PROBLEM REQUIREMENTS: Report all lines holding "strangers".
[START PROVIDED RECORDS]
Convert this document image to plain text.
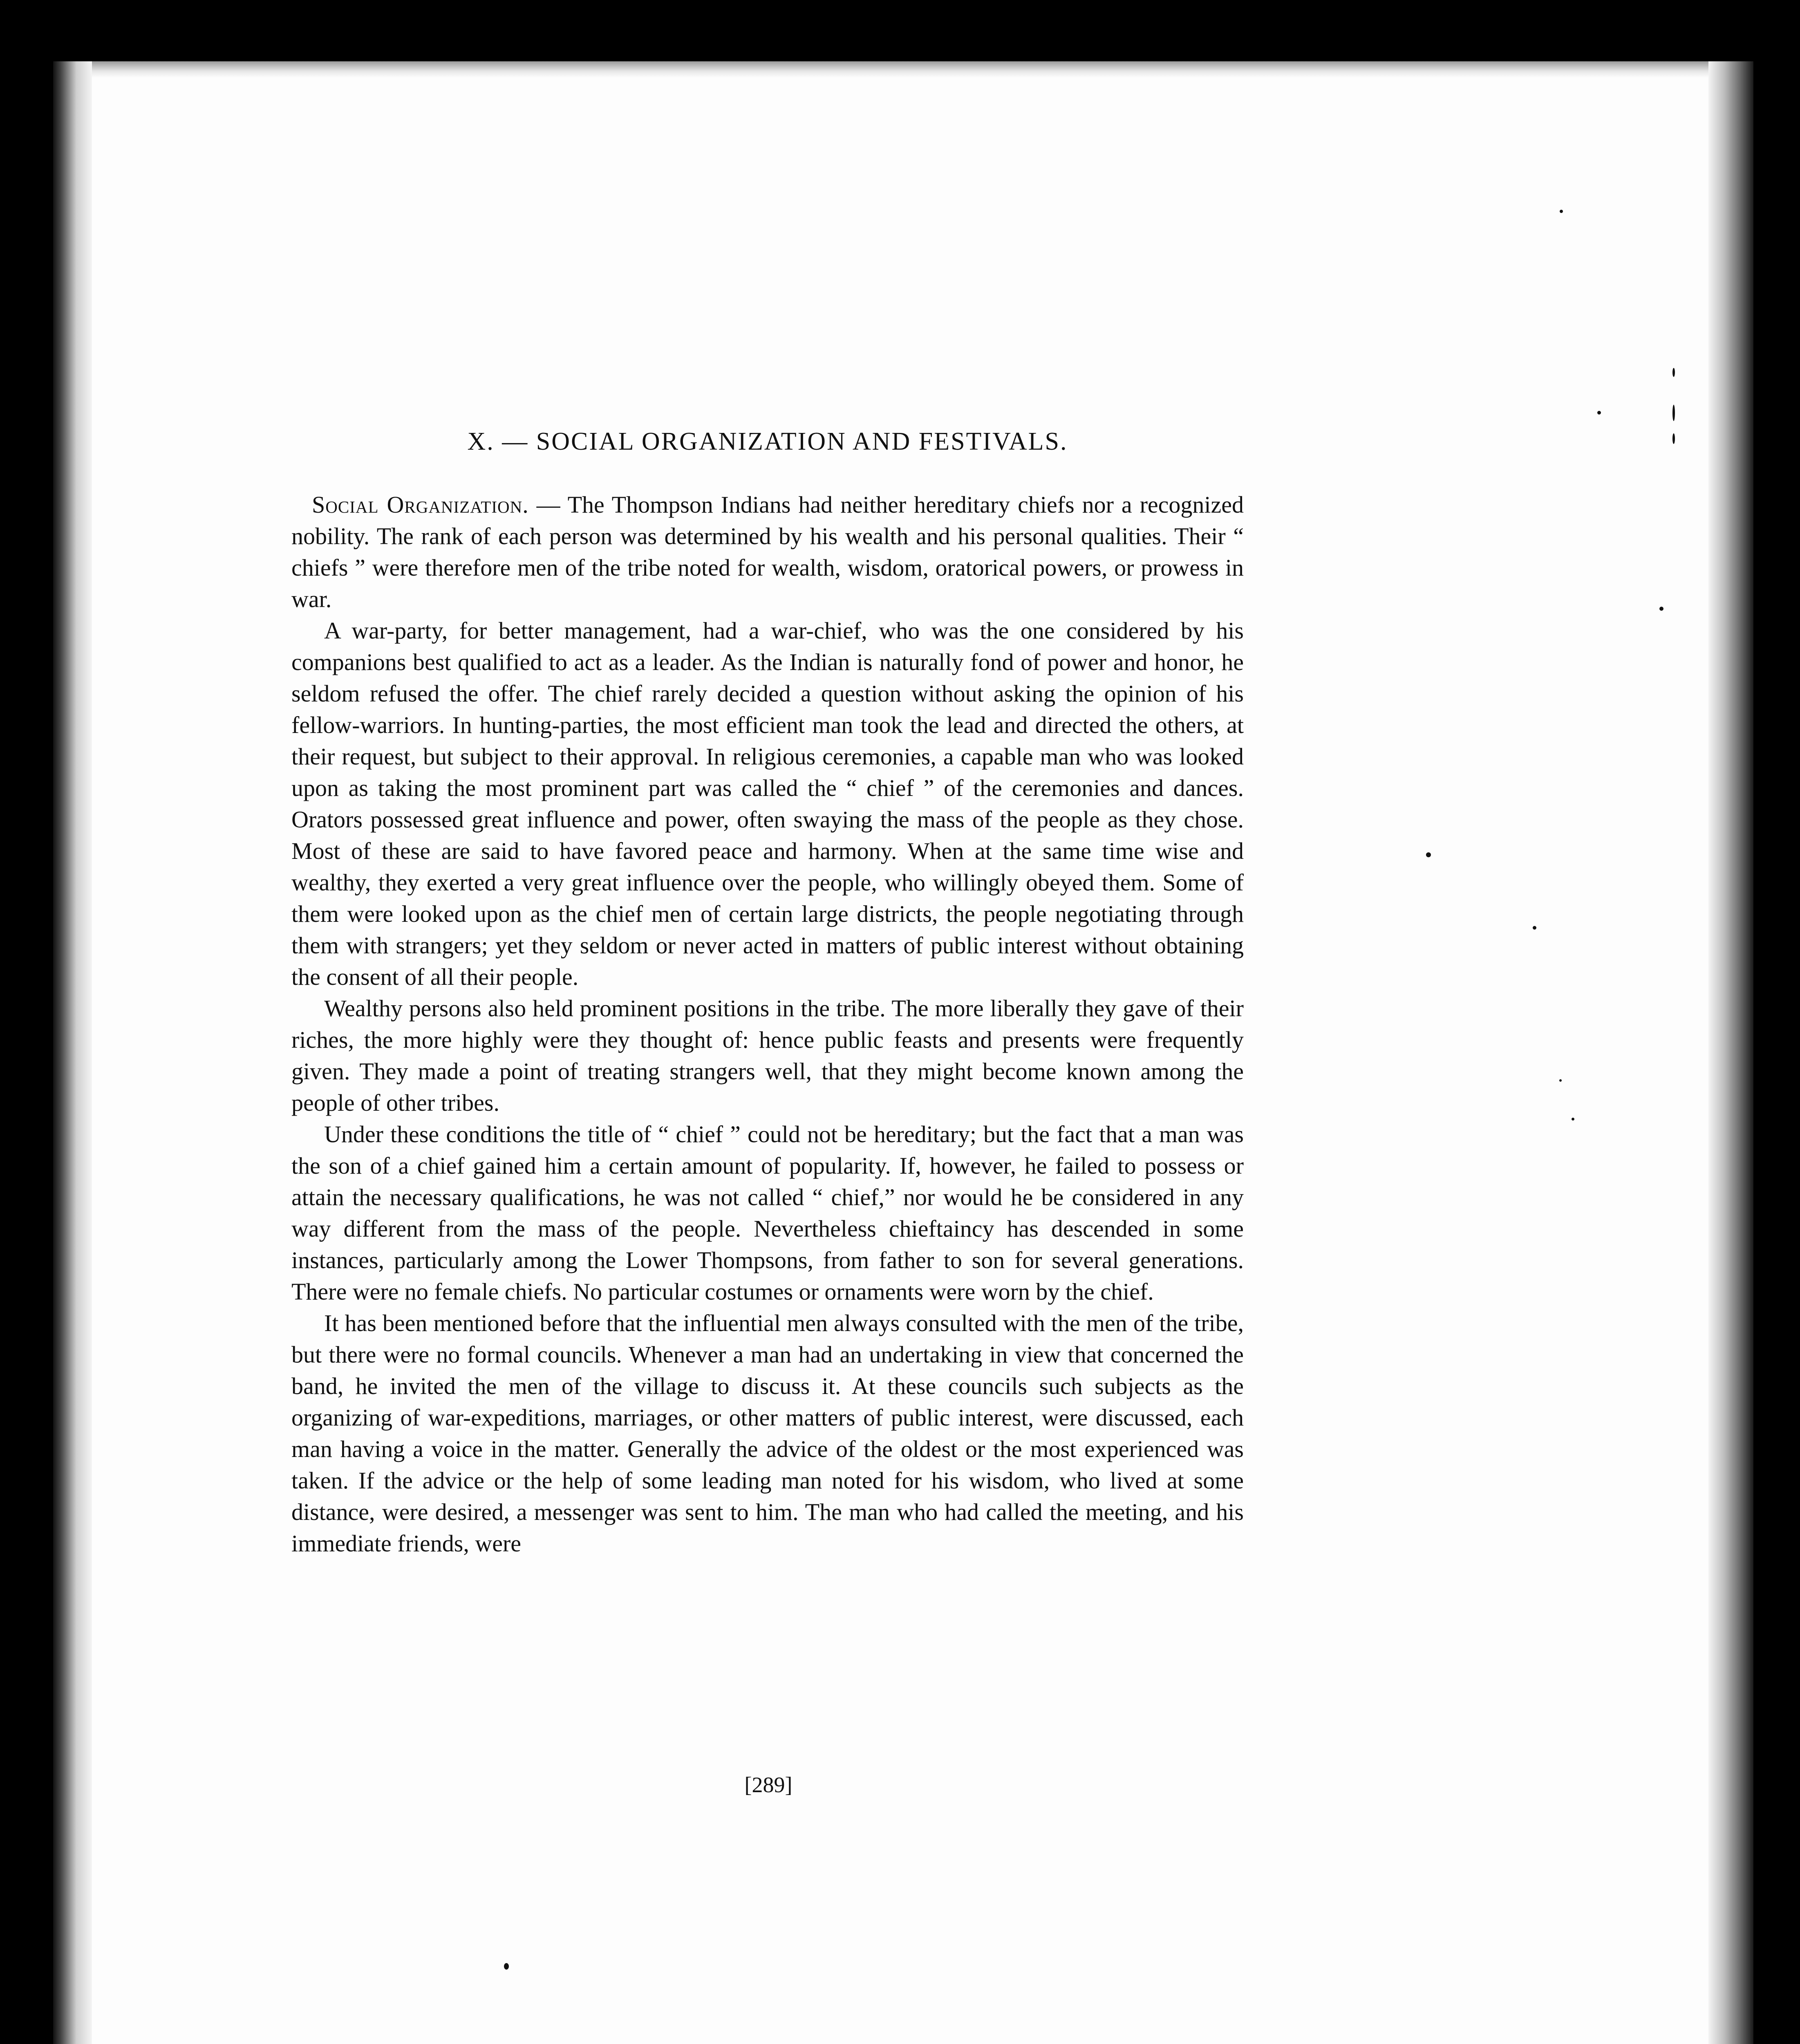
X. — SOCIAL ORGANIZATION AND FESTIVALS.

Social Organization. — The Thompson Indians had neither hereditary chiefs nor a recognized nobility. The rank of each person was determined by his wealth and his personal qualities. Their “ chiefs ” were therefore men of the tribe noted for wealth, wisdom, oratorical powers, or prowess in war.

A war-party, for better management, had a war-chief, who was the one considered by his companions best qualified to act as a leader. As the Indian is naturally fond of power and honor, he seldom refused the offer. The chief rarely decided a question without asking the opinion of his fellow-warriors. In hunting-parties, the most efficient man took the lead and directed the others, at their request, but subject to their approval. In religious ceremonies, a capable man who was looked upon as taking the most prominent part was called the “ chief ” of the ceremonies and dances. Orators possessed great influence and power, often swaying the mass of the people as they chose. Most of these are said to have favored peace and harmony. When at the same time wise and wealthy, they exerted a very great influence over the people, who willingly obeyed them. Some of them were looked upon as the chief men of certain large districts, the people negotiating through them with strangers; yet they seldom or never acted in matters of public interest without obtaining the consent of all their people.

Wealthy persons also held prominent positions in the tribe. The more liberally they gave of their riches, the more highly were they thought of: hence public feasts and presents were frequently given. They made a point of treating strangers well, that they might become known among the people of other tribes.

Under these conditions the title of “ chief ” could not be hereditary; but the fact that a man was the son of a chief gained him a certain amount of popularity. If, however, he failed to possess or attain the necessary qualifications, he was not called “ chief,” nor would he be considered in any way different from the mass of the people. Nevertheless chieftaincy has descended in some instances, particularly among the Lower Thompsons, from father to son for several generations. There were no female chiefs. No particular costumes or ornaments were worn by the chief.

It has been mentioned before that the influential men always consulted with the men of the tribe, but there were no formal councils. Whenever a man had an undertaking in view that concerned the band, he invited the men of the village to discuss it. At these councils such subjects as the organizing of war-expeditions, marriages, or other matters of public interest, were discussed, each man having a voice in the matter. Generally the advice of the oldest or the most experienced was taken. If the advice or the help of some leading man noted for his wisdom, who lived at some distance, were desired, a messenger was sent to him. The man who had called the meeting, and his immediate friends, were

[289]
[END PROVIDED RECORDS]
TASK OUTPUT:
A war-party, for better management, had a war-chief, who was the one considered by his companions best qualified to act as a leader. As the Indian is naturally fond of power and honor, he seldom refused the offer. The chief rarely decided a question without asking the opinion of his fellow-warriors. In hunting-parties, the most efficient man took the lead and directed the others, at their request, but subject to their approval. In religious ceremonies, a capable man who was looked upon as taking the most prominent part was called the “ chief ” of the ceremonies and dances. Orators possessed great influence and power, often swaying the mass of the people as they chose. Most of these are said to have favored peace and harmony. When at the same time wise and wealthy, they exerted a very great influence over the people, who willingly obeyed them. Some of them were looked upon as the chief men of certain large districts, the people negotiating through them with strangers; yet they seldom or never acted in matters of public interest without obtaining the consent of all their people.
Wealthy persons also held prominent positions in the tribe. The more liberally they gave of their riches, the more highly were they thought of: hence public feasts and presents were frequently given. They made a point of treating strangers well, that they might become known among the people of other tribes.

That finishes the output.